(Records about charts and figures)
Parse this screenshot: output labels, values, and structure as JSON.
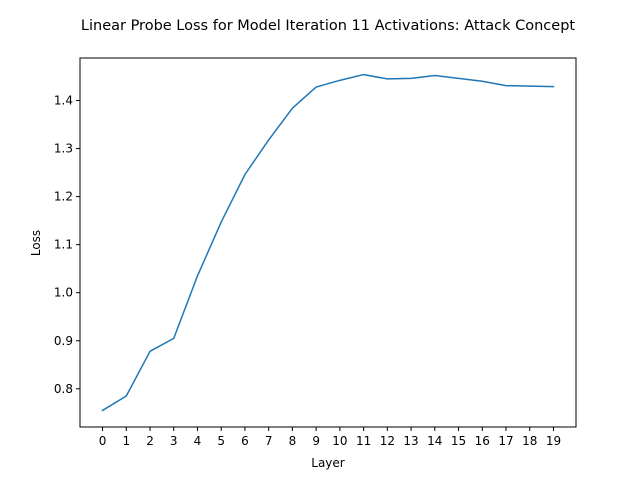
{
  "chart_data": {
    "type": "line",
    "title": "Linear Probe Loss for Model Iteration 11 Activations: Attack Concept",
    "xlabel": "Layer",
    "ylabel": "Loss",
    "x": [
      0,
      1,
      2,
      3,
      4,
      5,
      6,
      7,
      8,
      9,
      10,
      11,
      12,
      13,
      14,
      15,
      16,
      17,
      18,
      19
    ],
    "x_tick_labels": [
      "0",
      "1",
      "2",
      "3",
      "4",
      "5",
      "6",
      "7",
      "8",
      "9",
      "10",
      "11",
      "12",
      "13",
      "14",
      "15",
      "16",
      "17",
      "18",
      "19"
    ],
    "series": [
      {
        "values": [
          0.755,
          0.785,
          0.878,
          0.905,
          1.035,
          1.147,
          1.246,
          1.318,
          1.384,
          1.428,
          1.442,
          1.454,
          1.445,
          1.446,
          1.452,
          1.446,
          1.44,
          1.431,
          1.43,
          1.429
        ],
        "color": "#1f77b4"
      }
    ],
    "y_ticks": [
      0.8,
      0.9,
      1.0,
      1.1,
      1.2,
      1.3,
      1.4
    ],
    "y_tick_labels": [
      "0.8",
      "0.9",
      "1.0",
      "1.1",
      "1.2",
      "1.3",
      "1.4"
    ],
    "xlim": [
      -0.95,
      19.95
    ],
    "ylim": [
      0.7205,
      1.4885
    ],
    "grid": false,
    "legend": false
  }
}
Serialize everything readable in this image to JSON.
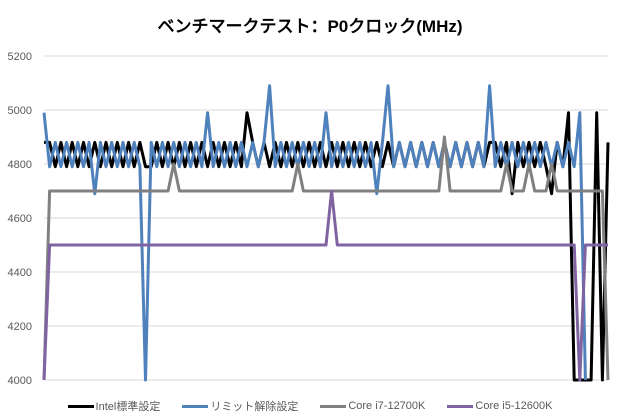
{
  "chart_data": {
    "type": "line",
    "title": "ベンチマークテスト：P0クロック(MHz)",
    "xlabel": "",
    "ylabel": "",
    "ylim": [
      4000,
      5200
    ],
    "yticks": [
      4000,
      4200,
      4400,
      4600,
      4800,
      5000,
      5200
    ],
    "grid": true,
    "legend_position": "bottom",
    "x_count": 101,
    "series": [
      {
        "name": "Intel標準設定",
        "color": "#000000",
        "values": [
          4880,
          4880,
          4790,
          4880,
          4790,
          4880,
          4790,
          4880,
          4790,
          4880,
          4790,
          4880,
          4790,
          4880,
          4790,
          4880,
          4790,
          4880,
          4790,
          4790,
          4880,
          4790,
          4880,
          4790,
          4880,
          4790,
          4880,
          4790,
          4880,
          4790,
          4880,
          4790,
          4880,
          4790,
          4880,
          4790,
          4990,
          4880,
          4790,
          4880,
          4790,
          4880,
          4790,
          4880,
          4790,
          4880,
          4790,
          4880,
          4790,
          4880,
          4790,
          4880,
          4790,
          4880,
          4790,
          4880,
          4790,
          4880,
          4790,
          4880,
          4790,
          4880,
          4790,
          4880,
          4790,
          4880,
          4790,
          4880,
          4790,
          4880,
          4790,
          4880,
          4790,
          4880,
          4790,
          4880,
          4790,
          4880,
          4790,
          4880,
          4880,
          4790,
          4880,
          4690,
          4880,
          4790,
          4880,
          4790,
          4880,
          4790,
          4690,
          4880,
          4790,
          4990,
          4000,
          4000,
          4000,
          4000,
          4990,
          4000,
          4880
        ]
      },
      {
        "name": "リミット解除設定",
        "color": "#4f81bd",
        "values": [
          4990,
          4790,
          4880,
          4790,
          4880,
          4790,
          4880,
          4790,
          4880,
          4690,
          4880,
          4790,
          4880,
          4790,
          4880,
          4790,
          4880,
          4790,
          4000,
          4880,
          4790,
          4880,
          4790,
          4880,
          4790,
          4880,
          4790,
          4880,
          4790,
          4990,
          4790,
          4880,
          4790,
          4880,
          4790,
          4880,
          4790,
          4880,
          4790,
          4880,
          5090,
          4790,
          4880,
          4790,
          4880,
          4790,
          4880,
          4790,
          4880,
          4790,
          4990,
          4790,
          4880,
          4790,
          4880,
          4790,
          4880,
          4790,
          4880,
          4690,
          4880,
          5090,
          4790,
          4880,
          4790,
          4880,
          4790,
          4880,
          4790,
          4880,
          4790,
          4880,
          4790,
          4880,
          4790,
          4880,
          4790,
          4880,
          4790,
          5090,
          4790,
          4880,
          4790,
          4880,
          4790,
          4880,
          4790,
          4880,
          4790,
          4880,
          4790,
          4880,
          4790,
          4880,
          4790,
          4990,
          4000,
          null,
          null,
          null,
          null
        ]
      },
      {
        "name": "Core i7-12700K",
        "color": "#808080",
        "values": [
          4000,
          4700,
          4700,
          4700,
          4700,
          4700,
          4700,
          4700,
          4700,
          4700,
          4700,
          4700,
          4700,
          4700,
          4700,
          4700,
          4700,
          4700,
          4700,
          4700,
          4700,
          4700,
          4700,
          4800,
          4700,
          4700,
          4700,
          4700,
          4700,
          4700,
          4700,
          4700,
          4700,
          4700,
          4700,
          4700,
          4700,
          4700,
          4700,
          4700,
          4700,
          4700,
          4700,
          4700,
          4700,
          4800,
          4700,
          4700,
          4700,
          4700,
          4700,
          4700,
          4700,
          4700,
          4700,
          4700,
          4700,
          4700,
          4700,
          4700,
          4700,
          4700,
          4700,
          4700,
          4700,
          4700,
          4700,
          4700,
          4700,
          4700,
          4700,
          4900,
          4700,
          4700,
          4700,
          4700,
          4700,
          4700,
          4700,
          4700,
          4700,
          4700,
          4800,
          4700,
          4700,
          4700,
          4800,
          4700,
          4700,
          4700,
          4800,
          4700,
          4700,
          4700,
          4700,
          4700,
          4700,
          4700,
          4700,
          4700,
          4000
        ]
      },
      {
        "name": "Core i5-12600K",
        "color": "#8064a2",
        "values": [
          4000,
          4500,
          4500,
          4500,
          4500,
          4500,
          4500,
          4500,
          4500,
          4500,
          4500,
          4500,
          4500,
          4500,
          4500,
          4500,
          4500,
          4500,
          4500,
          4500,
          4500,
          4500,
          4500,
          4500,
          4500,
          4500,
          4500,
          4500,
          4500,
          4500,
          4500,
          4500,
          4500,
          4500,
          4500,
          4500,
          4500,
          4500,
          4500,
          4500,
          4500,
          4500,
          4500,
          4500,
          4500,
          4500,
          4500,
          4500,
          4500,
          4500,
          4500,
          4700,
          4500,
          4500,
          4500,
          4500,
          4500,
          4500,
          4500,
          4500,
          4500,
          4500,
          4500,
          4500,
          4500,
          4500,
          4500,
          4500,
          4500,
          4500,
          4500,
          4500,
          4500,
          4500,
          4500,
          4500,
          4500,
          4500,
          4500,
          4500,
          4500,
          4500,
          4500,
          4500,
          4500,
          4500,
          4500,
          4500,
          4500,
          4500,
          4500,
          4500,
          4500,
          4500,
          4500,
          4000,
          4500,
          4500,
          4500,
          4500,
          4500
        ]
      }
    ]
  }
}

What to work on
Reproduce each line from the records that contains the word "Core".

Answer in full
        "name": "Core i7-12700K",
        "name": "Core i5-12600K",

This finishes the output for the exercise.